--- start of Recorded data ---

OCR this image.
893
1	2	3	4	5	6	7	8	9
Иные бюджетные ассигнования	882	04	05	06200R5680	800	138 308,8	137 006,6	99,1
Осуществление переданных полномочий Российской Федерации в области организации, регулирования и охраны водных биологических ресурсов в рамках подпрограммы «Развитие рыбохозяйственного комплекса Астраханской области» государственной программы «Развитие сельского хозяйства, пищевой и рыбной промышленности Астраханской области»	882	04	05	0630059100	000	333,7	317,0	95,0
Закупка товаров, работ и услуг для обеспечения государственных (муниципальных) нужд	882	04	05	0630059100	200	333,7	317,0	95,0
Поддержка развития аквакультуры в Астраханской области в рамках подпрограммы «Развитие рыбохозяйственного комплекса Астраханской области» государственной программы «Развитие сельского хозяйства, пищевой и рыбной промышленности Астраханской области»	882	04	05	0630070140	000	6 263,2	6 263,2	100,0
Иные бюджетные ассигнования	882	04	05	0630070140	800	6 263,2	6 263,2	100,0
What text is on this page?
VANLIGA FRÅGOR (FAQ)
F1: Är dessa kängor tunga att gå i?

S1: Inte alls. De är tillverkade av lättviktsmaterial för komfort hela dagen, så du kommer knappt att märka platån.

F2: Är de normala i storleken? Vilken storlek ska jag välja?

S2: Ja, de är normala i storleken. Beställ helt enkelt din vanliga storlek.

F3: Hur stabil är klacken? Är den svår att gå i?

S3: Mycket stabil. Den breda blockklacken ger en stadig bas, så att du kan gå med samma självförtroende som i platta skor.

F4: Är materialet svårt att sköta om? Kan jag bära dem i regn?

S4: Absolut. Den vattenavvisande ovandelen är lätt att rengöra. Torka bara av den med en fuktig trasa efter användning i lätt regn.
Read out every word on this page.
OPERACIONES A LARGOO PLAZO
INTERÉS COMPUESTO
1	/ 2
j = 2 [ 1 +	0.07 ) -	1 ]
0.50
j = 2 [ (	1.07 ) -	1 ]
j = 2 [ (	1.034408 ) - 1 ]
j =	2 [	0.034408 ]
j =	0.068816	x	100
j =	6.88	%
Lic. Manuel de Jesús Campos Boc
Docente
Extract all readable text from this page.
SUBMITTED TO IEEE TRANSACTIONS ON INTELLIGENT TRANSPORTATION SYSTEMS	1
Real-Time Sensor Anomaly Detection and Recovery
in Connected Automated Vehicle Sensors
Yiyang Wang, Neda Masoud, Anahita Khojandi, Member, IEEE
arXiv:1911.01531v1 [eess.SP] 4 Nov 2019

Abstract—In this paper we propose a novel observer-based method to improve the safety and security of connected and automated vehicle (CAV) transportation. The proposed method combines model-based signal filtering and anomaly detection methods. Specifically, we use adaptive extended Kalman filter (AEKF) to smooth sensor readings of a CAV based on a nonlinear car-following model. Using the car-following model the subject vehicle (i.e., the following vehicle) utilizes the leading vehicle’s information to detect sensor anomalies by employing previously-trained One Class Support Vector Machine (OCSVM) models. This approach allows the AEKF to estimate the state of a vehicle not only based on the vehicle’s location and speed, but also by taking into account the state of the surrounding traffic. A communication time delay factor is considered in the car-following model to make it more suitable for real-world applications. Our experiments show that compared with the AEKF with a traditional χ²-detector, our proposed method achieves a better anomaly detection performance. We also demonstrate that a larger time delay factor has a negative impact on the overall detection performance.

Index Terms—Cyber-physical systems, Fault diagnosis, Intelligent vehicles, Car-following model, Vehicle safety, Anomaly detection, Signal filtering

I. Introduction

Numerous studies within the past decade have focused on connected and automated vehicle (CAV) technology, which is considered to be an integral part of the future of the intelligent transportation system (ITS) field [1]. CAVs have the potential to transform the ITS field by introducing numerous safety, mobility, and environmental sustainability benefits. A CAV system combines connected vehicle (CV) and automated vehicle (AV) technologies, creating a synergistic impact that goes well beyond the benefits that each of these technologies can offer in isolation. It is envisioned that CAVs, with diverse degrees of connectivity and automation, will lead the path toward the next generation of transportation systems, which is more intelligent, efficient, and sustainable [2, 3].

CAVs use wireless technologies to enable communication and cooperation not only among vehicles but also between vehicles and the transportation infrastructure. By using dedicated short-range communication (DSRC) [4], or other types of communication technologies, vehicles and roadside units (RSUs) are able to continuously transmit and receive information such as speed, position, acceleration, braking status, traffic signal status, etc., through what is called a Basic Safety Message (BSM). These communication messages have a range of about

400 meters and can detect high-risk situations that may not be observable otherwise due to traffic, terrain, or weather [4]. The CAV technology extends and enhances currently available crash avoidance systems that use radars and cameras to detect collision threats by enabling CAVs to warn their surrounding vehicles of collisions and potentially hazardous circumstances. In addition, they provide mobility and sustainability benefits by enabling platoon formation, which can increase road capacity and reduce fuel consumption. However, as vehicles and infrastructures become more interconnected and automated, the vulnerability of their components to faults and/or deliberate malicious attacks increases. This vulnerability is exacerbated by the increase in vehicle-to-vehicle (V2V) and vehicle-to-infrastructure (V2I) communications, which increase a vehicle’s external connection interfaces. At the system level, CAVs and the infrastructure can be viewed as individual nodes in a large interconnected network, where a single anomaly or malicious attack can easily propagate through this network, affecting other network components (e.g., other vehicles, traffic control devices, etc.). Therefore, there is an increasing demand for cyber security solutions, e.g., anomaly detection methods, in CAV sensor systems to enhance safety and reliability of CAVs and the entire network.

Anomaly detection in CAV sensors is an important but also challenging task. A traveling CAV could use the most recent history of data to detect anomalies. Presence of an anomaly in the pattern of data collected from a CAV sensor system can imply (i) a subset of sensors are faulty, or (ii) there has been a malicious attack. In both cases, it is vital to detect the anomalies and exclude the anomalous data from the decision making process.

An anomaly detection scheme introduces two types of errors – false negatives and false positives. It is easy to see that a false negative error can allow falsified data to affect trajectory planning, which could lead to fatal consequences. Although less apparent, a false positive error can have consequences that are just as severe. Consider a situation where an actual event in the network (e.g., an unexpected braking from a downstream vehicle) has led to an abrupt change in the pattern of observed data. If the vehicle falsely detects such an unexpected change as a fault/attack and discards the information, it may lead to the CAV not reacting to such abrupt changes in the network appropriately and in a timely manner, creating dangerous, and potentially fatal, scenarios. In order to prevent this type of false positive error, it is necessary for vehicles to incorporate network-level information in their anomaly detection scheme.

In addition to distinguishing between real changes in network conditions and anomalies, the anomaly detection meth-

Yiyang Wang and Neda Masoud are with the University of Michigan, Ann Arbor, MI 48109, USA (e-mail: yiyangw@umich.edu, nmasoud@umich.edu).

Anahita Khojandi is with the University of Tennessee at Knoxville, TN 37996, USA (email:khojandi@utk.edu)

--- end of Recorded data ---

* [Problem requirements]: Send back all of the entries exactly, with nothing missing.

* [Solution to this task]:
OCR this image.
893
1	2	3	4	5	6	7	8	9
Иные бюджетные ассигнования	882	04	05	06200R5680	800	138 308,8	137 006,6	99,1
Осуществление переданных полномочий Российской Федерации в области организации, регулирования и охраны водных биологических ресурсов в рамках подпрограммы «Развитие рыбохозяйственного комплекса Астраханской области» государственной программы «Развитие сельского хозяйства, пищевой и рыбной промышленности Астраханской области»	882	04	05	0630059100	000	333,7	317,0	95,0
Закупка товаров, работ и услуг для обеспечения государственных (муниципальных) нужд	882	04	05	0630059100	200	333,7	317,0	95,0
Поддержка развития аквакультуры в Астраханской области в рамках подпрограммы «Развитие рыбохозяйственного комплекса Астраханской области» государственной программы «Развитие сельского хозяйства, пищевой и рыбной промышленности Астраханской области»	882	04	05	0630070140	000	6 263,2	6 263,2	100,0
Иные бюджетные ассигнования	882	04	05	0630070140	800	6 263,2	6 263,2	100,0
What text is on this page?
VANLIGA FRÅGOR (FAQ)
F1: Är dessa kängor tunga att gå i?

S1: Inte alls. De är tillverkade av lättviktsmaterial för komfort hela dagen, så du kommer knappt att märka platån.

F2: Är de normala i storleken? Vilken storlek ska jag välja?

S2: Ja, de är normala i storleken. Beställ helt enkelt din vanliga storlek.

F3: Hur stabil är klacken? Är den svår att gå i?

S3: Mycket stabil. Den breda blockklacken ger en stadig bas, så att du kan gå med samma självförtroende som i platta skor.

F4: Är materialet svårt att sköta om? Kan jag bära dem i regn?

S4: Absolut. Den vattenavvisande ovandelen är lätt att rengöra. Torka bara av den med en fuktig trasa efter användning i lätt regn.
Read out every word on this page.
OPERACIONES A LARGOO PLAZO
INTERÉS COMPUESTO
1	/ 2
j = 2 [ 1 +	0.07 ) -	1 ]
0.50
j = 2 [ (	1.07 ) -	1 ]
j = 2 [ (	1.034408 ) - 1 ]
j =	2 [	0.034408 ]
j =	0.068816	x	100
j =	6.88	%
Lic. Manuel de Jesús Campos Boc
Docente
Extract all readable text from this page.
SUBMITTED TO IEEE TRANSACTIONS ON INTELLIGENT TRANSPORTATION SYSTEMS	1
Real-Time Sensor Anomaly Detection and Recovery
in Connected Automated Vehicle Sensors
Yiyang Wang, Neda Masoud, Anahita Khojandi, Member, IEEE
arXiv:1911.01531v1 [eess.SP] 4 Nov 2019

Abstract—In this paper we propose a novel observer-based method to improve the safety and security of connected and automated vehicle (CAV) transportation. The proposed method combines model-based signal filtering and anomaly detection methods. Specifically, we use adaptive extended Kalman filter (AEKF) to smooth sensor readings of a CAV based on a nonlinear car-following model. Using the car-following model the subject vehicle (i.e., the following vehicle) utilizes the leading vehicle’s information to detect sensor anomalies by employing previously-trained One Class Support Vector Machine (OCSVM) models. This approach allows the AEKF to estimate the state of a vehicle not only based on the vehicle’s location and speed, but also by taking into account the state of the surrounding traffic. A communication time delay factor is considered in the car-following model to make it more suitable for real-world applications. Our experiments show that compared with the AEKF with a traditional χ²-detector, our proposed method achieves a better anomaly detection performance. We also demonstrate that a larger time delay factor has a negative impact on the overall detection performance.

Index Terms—Cyber-physical systems, Fault diagnosis, Intelligent vehicles, Car-following model, Vehicle safety, Anomaly detection, Signal filtering

I. Introduction

Numerous studies within the past decade have focused on connected and automated vehicle (CAV) technology, which is considered to be an integral part of the future of the intelligent transportation system (ITS) field [1]. CAVs have the potential to transform the ITS field by introducing numerous safety, mobility, and environmental sustainability benefits. A CAV system combines connected vehicle (CV) and automated vehicle (AV) technologies, creating a synergistic impact that goes well beyond the benefits that each of these technologies can offer in isolation. It is envisioned that CAVs, with diverse degrees of connectivity and automation, will lead the path toward the next generation of transportation systems, which is more intelligent, efficient, and sustainable [2, 3].

CAVs use wireless technologies to enable communication and cooperation not only among vehicles but also between vehicles and the transportation infrastructure. By using dedicated short-range communication (DSRC) [4], or other types of communication technologies, vehicles and roadside units (RSUs) are able to continuously transmit and receive information such as speed, position, acceleration, braking status, traffic signal status, etc., through what is called a Basic Safety Message (BSM). These communication messages have a range of about

400 meters and can detect high-risk situations that may not be observable otherwise due to traffic, terrain, or weather [4]. The CAV technology extends and enhances currently available crash avoidance systems that use radars and cameras to detect collision threats by enabling CAVs to warn their surrounding vehicles of collisions and potentially hazardous circumstances. In addition, they provide mobility and sustainability benefits by enabling platoon formation, which can increase road capacity and reduce fuel consumption. However, as vehicles and infrastructures become more interconnected and automated, the vulnerability of their components to faults and/or deliberate malicious attacks increases. This vulnerability is exacerbated by the increase in vehicle-to-vehicle (V2V) and vehicle-to-infrastructure (V2I) communications, which increase a vehicle’s external connection interfaces. At the system level, CAVs and the infrastructure can be viewed as individual nodes in a large interconnected network, where a single anomaly or malicious attack can easily propagate through this network, affecting other network components (e.g., other vehicles, traffic control devices, etc.). Therefore, there is an increasing demand for cyber security solutions, e.g., anomaly detection methods, in CAV sensor systems to enhance safety and reliability of CAVs and the entire network.

Anomaly detection in CAV sensors is an important but also challenging task. A traveling CAV could use the most recent history of data to detect anomalies. Presence of an anomaly in the pattern of data collected from a CAV sensor system can imply (i) a subset of sensors are faulty, or (ii) there has been a malicious attack. In both cases, it is vital to detect the anomalies and exclude the anomalous data from the decision making process.

An anomaly detection scheme introduces two types of errors – false negatives and false positives. It is easy to see that a false negative error can allow falsified data to affect trajectory planning, which could lead to fatal consequences. Although less apparent, a false positive error can have consequences that are just as severe. Consider a situation where an actual event in the network (e.g., an unexpected braking from a downstream vehicle) has led to an abrupt change in the pattern of observed data. If the vehicle falsely detects such an unexpected change as a fault/attack and discards the information, it may lead to the CAV not reacting to such abrupt changes in the network appropriately and in a timely manner, creating dangerous, and potentially fatal, scenarios. In order to prevent this type of false positive error, it is necessary for vehicles to incorporate network-level information in their anomaly detection scheme.

In addition to distinguishing between real changes in network conditions and anomalies, the anomaly detection meth-

Yiyang Wang and Neda Masoud are with the University of Michigan, Ann Arbor, MI 48109, USA (e-mail: yiyangw@umich.edu, nmasoud@umich.edu).

Anahita Khojandi is with the University of Tennessee at Knoxville, TN 37996, USA (email:khojandi@utk.edu)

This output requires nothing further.